Set exercise: Rewrite the material starting at the line that contains "What elements are" and ending at the line that contains "endnote-text: Parteiprogramm der", changing every "Instagram-Account" to "Instagram-Profil" and leaving all else unchanged.

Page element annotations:
※

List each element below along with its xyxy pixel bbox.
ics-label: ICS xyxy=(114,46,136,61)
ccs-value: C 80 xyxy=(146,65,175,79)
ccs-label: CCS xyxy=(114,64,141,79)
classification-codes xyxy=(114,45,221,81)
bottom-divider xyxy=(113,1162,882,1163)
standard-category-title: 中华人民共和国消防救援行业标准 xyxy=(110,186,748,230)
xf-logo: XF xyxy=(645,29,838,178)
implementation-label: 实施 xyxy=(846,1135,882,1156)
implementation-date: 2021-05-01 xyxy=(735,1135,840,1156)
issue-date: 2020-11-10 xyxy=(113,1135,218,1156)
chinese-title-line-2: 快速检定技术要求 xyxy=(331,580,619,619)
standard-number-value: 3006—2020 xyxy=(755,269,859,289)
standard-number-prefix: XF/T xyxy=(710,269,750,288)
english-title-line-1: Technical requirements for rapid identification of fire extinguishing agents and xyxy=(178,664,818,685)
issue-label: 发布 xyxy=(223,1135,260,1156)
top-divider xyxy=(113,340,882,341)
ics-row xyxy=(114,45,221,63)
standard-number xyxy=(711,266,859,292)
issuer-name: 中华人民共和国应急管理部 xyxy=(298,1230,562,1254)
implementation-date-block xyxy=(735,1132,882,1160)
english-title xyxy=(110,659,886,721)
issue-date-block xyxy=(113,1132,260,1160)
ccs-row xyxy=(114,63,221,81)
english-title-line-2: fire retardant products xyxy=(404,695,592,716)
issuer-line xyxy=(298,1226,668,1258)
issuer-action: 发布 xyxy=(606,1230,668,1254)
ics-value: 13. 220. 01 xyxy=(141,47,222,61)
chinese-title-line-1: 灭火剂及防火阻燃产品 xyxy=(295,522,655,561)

※

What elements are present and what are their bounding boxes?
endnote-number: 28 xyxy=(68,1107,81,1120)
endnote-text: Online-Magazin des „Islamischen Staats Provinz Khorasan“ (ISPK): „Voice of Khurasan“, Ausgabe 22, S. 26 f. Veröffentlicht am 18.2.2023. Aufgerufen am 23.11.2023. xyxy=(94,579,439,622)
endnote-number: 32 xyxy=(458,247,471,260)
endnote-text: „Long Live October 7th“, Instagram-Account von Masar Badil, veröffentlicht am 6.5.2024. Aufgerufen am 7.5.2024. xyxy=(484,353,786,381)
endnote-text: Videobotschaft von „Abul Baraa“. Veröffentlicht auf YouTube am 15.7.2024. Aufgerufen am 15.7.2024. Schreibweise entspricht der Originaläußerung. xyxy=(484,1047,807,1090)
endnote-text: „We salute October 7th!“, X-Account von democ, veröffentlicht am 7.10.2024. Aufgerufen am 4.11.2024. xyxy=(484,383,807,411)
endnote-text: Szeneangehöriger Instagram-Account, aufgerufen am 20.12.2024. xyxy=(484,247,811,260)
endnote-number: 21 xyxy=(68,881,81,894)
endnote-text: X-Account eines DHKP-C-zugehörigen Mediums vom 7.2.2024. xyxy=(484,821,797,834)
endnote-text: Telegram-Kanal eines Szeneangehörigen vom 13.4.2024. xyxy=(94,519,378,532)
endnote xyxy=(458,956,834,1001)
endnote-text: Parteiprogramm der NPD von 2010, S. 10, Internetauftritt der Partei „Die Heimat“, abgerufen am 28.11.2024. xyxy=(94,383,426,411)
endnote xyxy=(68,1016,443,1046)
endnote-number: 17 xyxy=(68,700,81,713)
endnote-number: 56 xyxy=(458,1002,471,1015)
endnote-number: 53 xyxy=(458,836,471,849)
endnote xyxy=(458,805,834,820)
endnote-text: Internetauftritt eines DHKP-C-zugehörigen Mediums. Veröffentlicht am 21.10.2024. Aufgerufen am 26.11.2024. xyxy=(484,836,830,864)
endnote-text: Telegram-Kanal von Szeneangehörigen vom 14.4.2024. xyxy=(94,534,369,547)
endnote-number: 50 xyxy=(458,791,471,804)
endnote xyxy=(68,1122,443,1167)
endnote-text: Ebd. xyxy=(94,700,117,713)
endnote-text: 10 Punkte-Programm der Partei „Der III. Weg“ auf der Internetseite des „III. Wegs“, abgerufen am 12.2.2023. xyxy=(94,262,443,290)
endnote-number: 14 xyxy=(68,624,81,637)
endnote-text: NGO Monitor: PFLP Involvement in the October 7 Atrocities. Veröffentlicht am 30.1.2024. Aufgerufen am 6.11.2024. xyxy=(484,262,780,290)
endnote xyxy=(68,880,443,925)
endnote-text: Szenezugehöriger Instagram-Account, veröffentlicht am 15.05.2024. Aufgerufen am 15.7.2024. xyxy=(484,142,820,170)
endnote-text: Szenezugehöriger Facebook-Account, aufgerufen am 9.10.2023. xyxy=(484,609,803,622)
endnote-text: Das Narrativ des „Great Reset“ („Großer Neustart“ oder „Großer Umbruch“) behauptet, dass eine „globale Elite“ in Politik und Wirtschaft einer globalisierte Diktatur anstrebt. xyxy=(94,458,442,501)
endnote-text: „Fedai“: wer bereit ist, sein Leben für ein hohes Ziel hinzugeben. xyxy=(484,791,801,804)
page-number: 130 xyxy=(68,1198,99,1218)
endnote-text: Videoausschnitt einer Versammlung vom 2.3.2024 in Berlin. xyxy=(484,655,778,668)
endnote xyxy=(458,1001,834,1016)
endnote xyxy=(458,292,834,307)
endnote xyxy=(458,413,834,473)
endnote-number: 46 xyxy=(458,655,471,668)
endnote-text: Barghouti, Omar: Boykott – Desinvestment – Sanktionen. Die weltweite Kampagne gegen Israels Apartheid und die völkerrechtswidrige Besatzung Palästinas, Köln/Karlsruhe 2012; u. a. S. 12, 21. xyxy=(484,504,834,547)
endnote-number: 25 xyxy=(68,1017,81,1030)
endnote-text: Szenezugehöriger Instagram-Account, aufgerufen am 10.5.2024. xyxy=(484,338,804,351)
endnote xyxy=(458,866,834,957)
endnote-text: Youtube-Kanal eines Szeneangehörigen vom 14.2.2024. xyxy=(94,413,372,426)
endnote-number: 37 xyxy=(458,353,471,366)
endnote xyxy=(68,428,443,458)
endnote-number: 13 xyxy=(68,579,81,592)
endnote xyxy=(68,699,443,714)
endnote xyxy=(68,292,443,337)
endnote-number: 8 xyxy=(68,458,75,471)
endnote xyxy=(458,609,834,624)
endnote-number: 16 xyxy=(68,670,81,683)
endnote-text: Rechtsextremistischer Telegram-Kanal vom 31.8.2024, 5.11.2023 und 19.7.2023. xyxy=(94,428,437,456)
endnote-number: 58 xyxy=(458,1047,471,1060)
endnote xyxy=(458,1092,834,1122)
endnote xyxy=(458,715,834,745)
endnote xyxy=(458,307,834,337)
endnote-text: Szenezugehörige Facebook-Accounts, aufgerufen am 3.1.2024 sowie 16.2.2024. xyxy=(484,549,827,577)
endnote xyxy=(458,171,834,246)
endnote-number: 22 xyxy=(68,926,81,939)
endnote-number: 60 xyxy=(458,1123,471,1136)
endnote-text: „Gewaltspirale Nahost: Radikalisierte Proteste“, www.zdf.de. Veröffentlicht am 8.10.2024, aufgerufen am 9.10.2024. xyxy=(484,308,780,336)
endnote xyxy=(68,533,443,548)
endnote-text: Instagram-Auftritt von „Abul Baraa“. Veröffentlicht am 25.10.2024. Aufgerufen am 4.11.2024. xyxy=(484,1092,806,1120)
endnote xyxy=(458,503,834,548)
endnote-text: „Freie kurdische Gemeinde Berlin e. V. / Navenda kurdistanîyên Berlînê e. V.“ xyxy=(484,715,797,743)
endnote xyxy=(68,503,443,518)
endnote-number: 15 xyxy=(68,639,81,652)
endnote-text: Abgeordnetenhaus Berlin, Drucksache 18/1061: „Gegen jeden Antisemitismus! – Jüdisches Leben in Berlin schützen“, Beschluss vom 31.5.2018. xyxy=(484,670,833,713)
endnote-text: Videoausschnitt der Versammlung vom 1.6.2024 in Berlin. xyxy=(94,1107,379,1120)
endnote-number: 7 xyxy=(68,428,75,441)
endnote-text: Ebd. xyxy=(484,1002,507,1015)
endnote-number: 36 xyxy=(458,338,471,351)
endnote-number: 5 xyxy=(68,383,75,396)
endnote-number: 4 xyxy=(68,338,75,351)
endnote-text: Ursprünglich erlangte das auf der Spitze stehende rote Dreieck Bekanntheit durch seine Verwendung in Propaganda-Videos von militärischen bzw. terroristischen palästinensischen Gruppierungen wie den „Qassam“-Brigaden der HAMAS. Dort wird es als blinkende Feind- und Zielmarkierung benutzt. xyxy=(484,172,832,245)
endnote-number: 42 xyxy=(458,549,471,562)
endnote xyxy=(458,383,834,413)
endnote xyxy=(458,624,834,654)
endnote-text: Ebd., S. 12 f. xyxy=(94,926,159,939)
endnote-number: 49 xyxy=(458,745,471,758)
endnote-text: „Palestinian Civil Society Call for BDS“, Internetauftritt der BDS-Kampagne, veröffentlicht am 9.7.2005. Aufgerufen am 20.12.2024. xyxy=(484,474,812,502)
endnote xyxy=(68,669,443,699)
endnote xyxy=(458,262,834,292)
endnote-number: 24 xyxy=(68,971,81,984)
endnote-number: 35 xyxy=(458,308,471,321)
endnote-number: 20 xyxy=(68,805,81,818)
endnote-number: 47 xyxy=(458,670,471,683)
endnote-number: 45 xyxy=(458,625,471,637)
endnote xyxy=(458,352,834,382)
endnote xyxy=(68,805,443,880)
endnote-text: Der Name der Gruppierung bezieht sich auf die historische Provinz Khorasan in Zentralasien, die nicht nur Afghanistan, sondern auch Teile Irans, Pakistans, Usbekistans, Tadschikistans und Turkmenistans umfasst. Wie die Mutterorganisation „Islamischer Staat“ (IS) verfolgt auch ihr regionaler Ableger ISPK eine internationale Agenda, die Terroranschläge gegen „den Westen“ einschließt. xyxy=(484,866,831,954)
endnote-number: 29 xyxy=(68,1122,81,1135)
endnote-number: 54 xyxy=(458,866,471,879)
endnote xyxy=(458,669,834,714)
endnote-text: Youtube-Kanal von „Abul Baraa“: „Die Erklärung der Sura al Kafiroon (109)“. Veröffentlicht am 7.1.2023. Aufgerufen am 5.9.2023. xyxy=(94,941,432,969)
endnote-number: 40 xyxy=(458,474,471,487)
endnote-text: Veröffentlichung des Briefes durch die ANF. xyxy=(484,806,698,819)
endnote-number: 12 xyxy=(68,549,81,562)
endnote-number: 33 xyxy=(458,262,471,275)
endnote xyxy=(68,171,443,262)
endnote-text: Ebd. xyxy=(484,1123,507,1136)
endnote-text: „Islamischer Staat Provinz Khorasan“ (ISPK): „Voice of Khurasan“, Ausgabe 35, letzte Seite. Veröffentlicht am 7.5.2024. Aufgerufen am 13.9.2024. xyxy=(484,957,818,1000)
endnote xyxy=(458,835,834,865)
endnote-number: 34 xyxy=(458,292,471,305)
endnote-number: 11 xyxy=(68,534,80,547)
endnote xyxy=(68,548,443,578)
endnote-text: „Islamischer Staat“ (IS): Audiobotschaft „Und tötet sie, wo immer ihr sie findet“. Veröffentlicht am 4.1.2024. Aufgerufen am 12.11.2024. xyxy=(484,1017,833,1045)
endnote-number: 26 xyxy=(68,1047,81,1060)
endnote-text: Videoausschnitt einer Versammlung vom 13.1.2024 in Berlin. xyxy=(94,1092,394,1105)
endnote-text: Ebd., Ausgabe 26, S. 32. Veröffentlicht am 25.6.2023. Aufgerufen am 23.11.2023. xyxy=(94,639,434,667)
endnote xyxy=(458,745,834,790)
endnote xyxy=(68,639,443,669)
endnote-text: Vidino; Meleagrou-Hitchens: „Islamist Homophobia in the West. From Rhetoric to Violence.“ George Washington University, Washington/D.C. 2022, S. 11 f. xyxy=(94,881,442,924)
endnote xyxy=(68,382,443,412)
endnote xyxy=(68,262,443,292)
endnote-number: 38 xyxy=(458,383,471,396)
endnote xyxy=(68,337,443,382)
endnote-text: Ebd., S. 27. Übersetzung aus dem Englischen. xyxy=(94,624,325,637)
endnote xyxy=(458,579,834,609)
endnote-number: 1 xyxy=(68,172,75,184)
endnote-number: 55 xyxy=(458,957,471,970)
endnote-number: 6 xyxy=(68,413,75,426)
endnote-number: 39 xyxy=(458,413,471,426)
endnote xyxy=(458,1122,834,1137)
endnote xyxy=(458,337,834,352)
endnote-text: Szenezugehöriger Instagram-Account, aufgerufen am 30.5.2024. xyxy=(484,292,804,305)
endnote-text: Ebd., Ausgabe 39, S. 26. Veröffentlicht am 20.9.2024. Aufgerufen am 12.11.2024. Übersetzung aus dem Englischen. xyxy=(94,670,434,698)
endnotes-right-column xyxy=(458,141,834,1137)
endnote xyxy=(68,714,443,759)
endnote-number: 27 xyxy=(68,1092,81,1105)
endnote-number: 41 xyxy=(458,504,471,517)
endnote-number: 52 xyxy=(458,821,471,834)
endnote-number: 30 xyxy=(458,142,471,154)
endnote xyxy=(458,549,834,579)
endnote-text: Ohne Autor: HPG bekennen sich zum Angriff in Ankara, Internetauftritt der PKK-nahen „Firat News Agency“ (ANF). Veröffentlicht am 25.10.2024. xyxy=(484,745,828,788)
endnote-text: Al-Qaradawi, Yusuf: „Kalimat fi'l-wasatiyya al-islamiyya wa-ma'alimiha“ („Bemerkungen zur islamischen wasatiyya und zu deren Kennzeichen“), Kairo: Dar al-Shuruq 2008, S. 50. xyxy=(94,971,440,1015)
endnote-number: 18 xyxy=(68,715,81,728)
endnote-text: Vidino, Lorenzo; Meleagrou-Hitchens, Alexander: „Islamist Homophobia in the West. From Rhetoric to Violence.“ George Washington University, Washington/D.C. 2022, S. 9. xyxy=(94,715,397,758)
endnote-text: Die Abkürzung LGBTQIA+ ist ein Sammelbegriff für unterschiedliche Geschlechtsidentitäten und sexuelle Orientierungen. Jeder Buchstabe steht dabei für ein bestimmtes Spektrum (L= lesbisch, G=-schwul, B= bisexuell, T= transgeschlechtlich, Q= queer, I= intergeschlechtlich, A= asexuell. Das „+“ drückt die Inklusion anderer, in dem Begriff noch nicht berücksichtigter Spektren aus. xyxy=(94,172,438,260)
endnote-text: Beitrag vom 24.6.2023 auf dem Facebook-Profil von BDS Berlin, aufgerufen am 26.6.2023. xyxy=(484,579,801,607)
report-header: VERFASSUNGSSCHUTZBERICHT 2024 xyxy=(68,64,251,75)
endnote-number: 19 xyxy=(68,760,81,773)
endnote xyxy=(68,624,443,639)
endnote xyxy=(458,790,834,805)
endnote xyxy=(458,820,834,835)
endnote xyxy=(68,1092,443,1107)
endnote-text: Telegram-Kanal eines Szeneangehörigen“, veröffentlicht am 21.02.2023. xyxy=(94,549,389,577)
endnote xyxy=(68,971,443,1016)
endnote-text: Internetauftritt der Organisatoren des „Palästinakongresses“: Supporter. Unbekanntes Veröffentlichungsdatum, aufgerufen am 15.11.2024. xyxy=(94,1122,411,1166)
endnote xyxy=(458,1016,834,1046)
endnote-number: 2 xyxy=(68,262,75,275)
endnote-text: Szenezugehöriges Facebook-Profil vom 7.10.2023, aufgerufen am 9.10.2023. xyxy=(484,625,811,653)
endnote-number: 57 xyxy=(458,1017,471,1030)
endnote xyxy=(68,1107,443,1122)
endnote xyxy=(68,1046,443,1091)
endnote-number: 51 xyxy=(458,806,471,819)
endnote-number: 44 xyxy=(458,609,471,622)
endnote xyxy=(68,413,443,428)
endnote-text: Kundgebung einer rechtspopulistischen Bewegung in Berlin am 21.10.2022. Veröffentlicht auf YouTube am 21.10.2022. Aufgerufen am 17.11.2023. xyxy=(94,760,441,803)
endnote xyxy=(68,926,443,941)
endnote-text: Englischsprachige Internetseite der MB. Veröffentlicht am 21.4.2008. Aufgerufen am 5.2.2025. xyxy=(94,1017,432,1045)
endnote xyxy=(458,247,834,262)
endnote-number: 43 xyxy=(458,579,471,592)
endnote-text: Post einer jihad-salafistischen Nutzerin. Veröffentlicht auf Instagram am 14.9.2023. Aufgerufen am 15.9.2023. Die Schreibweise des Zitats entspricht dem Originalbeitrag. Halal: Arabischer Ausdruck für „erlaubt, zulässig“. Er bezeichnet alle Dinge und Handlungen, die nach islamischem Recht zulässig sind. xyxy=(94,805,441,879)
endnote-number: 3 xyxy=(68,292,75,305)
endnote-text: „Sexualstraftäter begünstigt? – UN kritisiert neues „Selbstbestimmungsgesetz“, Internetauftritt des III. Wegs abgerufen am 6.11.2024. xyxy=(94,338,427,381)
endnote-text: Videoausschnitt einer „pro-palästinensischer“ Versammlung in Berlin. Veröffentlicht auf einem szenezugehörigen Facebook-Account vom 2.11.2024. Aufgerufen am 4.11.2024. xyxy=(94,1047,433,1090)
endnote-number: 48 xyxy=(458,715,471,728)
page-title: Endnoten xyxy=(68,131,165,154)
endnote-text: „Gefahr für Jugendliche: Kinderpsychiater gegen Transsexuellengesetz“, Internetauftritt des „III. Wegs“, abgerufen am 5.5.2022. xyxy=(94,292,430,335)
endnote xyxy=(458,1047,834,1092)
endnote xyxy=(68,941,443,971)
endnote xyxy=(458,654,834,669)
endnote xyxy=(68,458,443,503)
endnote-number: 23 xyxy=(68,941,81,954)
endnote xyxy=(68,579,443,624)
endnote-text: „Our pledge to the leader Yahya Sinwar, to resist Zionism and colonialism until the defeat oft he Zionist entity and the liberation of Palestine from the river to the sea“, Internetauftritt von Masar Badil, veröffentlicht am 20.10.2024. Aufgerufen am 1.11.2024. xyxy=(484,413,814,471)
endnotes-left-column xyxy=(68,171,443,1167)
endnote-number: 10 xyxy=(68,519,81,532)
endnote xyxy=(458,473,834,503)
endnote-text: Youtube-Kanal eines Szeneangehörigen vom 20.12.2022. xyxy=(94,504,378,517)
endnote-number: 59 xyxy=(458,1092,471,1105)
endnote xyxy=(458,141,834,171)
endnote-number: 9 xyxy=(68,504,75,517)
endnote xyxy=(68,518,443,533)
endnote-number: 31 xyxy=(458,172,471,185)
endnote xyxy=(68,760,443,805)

※

Worked answer:
What elements are present and what are their bounding boxes?
endnote-number: 28 xyxy=(68,1107,81,1120)
endnote-text: Online-Magazin des „Islamischen Staats Provinz Khorasan“ (ISPK): „Voice of Khurasan“, Ausgabe 22, S. 26 f. Veröffentlicht am 18.2.2023. Aufgerufen am 23.11.2023. xyxy=(94,579,439,622)
endnote-number: 32 xyxy=(458,247,471,260)
endnote-text: „Long Live October 7th“, Instagram-Profil von Masar Badil, veröffentlicht am 6.5.2024. Aufgerufen am 7.5.2024. xyxy=(484,353,786,381)
endnote-text: Videobotschaft von „Abul Baraa“. Veröffentlicht auf YouTube am 15.7.2024. Aufgerufen am 15.7.2024. Schreibweise entspricht der Originaläußerung. xyxy=(484,1047,807,1090)
endnote-text: „We salute October 7th!“, X-Account von democ, veröffentlicht am 7.10.2024. Aufgerufen am 4.11.2024. xyxy=(484,383,807,411)
endnote-text: Szeneangehöriger Instagram-Profil, aufgerufen am 20.12.2024. xyxy=(484,247,811,260)
endnote-number: 21 xyxy=(68,881,81,894)
endnote-text: X-Account eines DHKP-C-zugehörigen Mediums vom 7.2.2024. xyxy=(484,821,797,834)
endnote-text: Telegram-Kanal eines Szeneangehörigen vom 13.4.2024. xyxy=(94,519,378,532)
endnote xyxy=(458,956,834,1001)
endnote-text: Parteiprogramm der NPD von 2010, S. 10, Internetauftritt der Partei „Die Heimat“, abgerufen am 28.11.2024. xyxy=(94,383,426,411)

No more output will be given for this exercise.